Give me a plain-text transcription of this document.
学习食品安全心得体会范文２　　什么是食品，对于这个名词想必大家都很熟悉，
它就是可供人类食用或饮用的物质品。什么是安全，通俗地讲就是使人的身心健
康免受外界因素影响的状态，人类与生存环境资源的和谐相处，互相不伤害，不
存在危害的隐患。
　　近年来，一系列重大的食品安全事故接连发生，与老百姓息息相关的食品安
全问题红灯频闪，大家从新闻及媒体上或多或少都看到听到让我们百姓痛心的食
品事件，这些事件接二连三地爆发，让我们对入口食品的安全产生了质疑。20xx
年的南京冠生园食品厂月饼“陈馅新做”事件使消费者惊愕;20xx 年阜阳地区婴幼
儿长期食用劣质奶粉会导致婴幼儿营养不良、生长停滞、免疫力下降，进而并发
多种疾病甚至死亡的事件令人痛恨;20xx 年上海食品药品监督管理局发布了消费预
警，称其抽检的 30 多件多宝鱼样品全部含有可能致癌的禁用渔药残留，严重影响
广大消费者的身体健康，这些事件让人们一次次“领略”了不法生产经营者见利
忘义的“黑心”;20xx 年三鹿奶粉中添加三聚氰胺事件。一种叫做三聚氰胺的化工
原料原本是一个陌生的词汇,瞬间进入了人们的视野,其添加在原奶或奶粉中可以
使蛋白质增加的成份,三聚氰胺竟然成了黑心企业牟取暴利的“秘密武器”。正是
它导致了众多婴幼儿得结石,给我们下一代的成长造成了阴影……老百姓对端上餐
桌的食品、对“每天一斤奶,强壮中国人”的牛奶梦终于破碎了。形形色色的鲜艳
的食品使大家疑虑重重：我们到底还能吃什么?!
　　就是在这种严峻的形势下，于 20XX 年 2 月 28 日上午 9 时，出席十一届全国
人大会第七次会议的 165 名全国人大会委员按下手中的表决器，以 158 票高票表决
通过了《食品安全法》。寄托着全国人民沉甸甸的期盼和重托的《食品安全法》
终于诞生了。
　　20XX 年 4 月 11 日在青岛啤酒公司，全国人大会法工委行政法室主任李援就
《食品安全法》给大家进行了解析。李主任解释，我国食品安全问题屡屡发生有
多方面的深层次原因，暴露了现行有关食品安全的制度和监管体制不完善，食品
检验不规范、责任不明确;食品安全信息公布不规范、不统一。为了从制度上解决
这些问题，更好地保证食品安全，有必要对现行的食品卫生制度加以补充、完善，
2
* * *
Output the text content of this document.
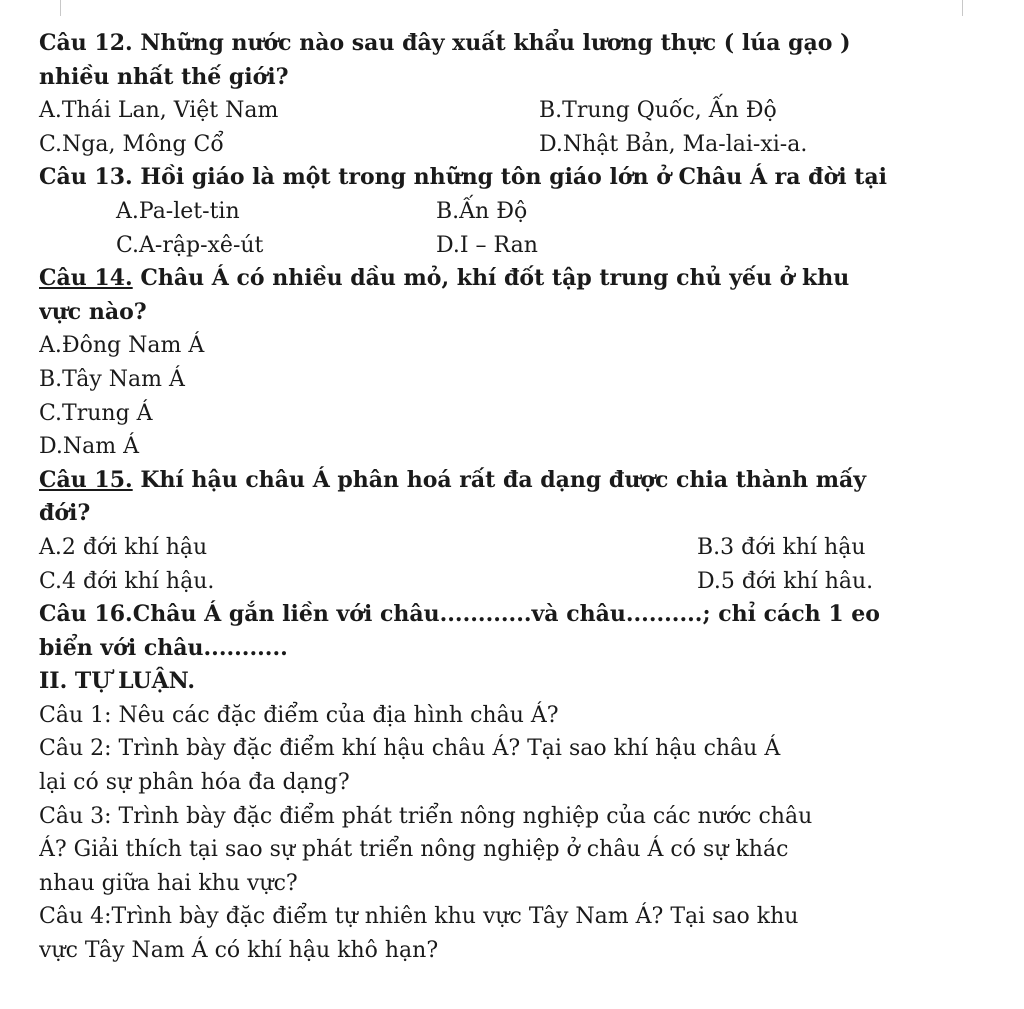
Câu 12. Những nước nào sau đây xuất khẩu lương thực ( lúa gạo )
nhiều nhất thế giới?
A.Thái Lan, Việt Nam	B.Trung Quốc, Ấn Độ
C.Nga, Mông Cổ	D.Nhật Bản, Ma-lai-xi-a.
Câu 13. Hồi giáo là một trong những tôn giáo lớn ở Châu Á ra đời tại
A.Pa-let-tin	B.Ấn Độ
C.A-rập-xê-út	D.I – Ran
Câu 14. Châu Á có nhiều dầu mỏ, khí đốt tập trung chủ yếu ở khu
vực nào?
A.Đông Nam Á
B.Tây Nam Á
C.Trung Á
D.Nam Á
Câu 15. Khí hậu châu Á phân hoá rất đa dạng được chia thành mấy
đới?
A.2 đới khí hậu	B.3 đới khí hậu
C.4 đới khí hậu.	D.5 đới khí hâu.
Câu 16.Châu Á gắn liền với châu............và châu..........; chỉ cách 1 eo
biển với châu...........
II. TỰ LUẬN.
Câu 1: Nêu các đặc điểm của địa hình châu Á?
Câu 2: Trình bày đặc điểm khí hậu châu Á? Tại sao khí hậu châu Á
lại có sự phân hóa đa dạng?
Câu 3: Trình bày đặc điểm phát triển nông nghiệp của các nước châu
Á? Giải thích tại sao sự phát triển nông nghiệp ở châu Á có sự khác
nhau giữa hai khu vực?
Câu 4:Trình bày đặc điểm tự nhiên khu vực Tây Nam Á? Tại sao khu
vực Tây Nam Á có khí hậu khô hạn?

* [Challenge] Of all the lines in the data above, state how many include "this". Say only the number.

* [Finished answer] 2